## DOCUMENT SECTION:
= = = = =

Ladies and gentlemen, thank you for standing by, and welcome to the Southside Bancshares, Inc. Third Quarter 2019 Earnings Conference Call. At this time, all participants are in a listen-only mode. After the speakers' presentation, there will be a question-and-answer session. [Operator Instructions] Please be advised today's conference is being recorded. [Operator Instructions] I would like to hand the conference over to your speaker today, Ms. Bibby, Ms. Lindsey Bibby, Vice President of Investor Relations. Ma'am please go ahead.

Lindsey Bibby -- Vice President, Investor Relations

Thank you, Michelle. Good morning, everyone, and welcome to Southside Bancshares third quarter 2019 earnings call. A transcript of today's call will be posted on southside.com under Investor Relations. During today's call and in other disclosures and presentations, I will remind you that any forward-looking statements are subject to risk and uncertainty. Factors that could materially change our current forward-looking assumptions are described in our earnings release in our Form 10-K.

= = = = =

## PROVIDED MATERIAL:

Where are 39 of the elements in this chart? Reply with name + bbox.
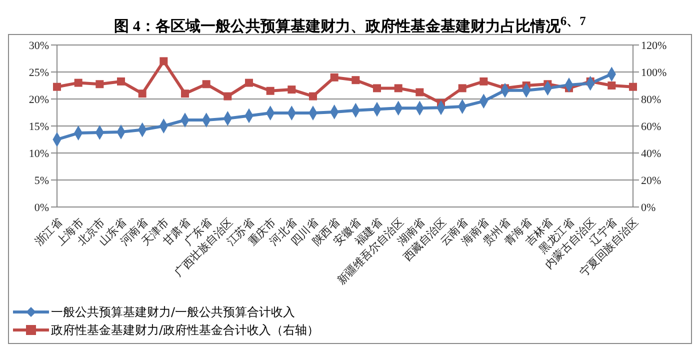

= = = = =

In the earnings call transcript, substitute "Q&A session" for "question-and-answer session" and write out the part that opens with the words containing "Ladies and gentlemen, thank" and closes with "please go ahead.".

Ladies and gentlemen, thank you for standing by, and welcome to the Southside Bancshares, Inc. Third Quarter 2019 Earnings Conference Call. At this time, all participants are in a listen-only mode. After the speakers' presentation, there will be a Q&A session. [Operator Instructions] Please be advised today's conference is being recorded. [Operator Instructions] I would like to hand the conference over to your speaker today, Ms. Bibby, Ms. Lindsey Bibby, Vice President of Investor Relations. Ma'am please go ahead.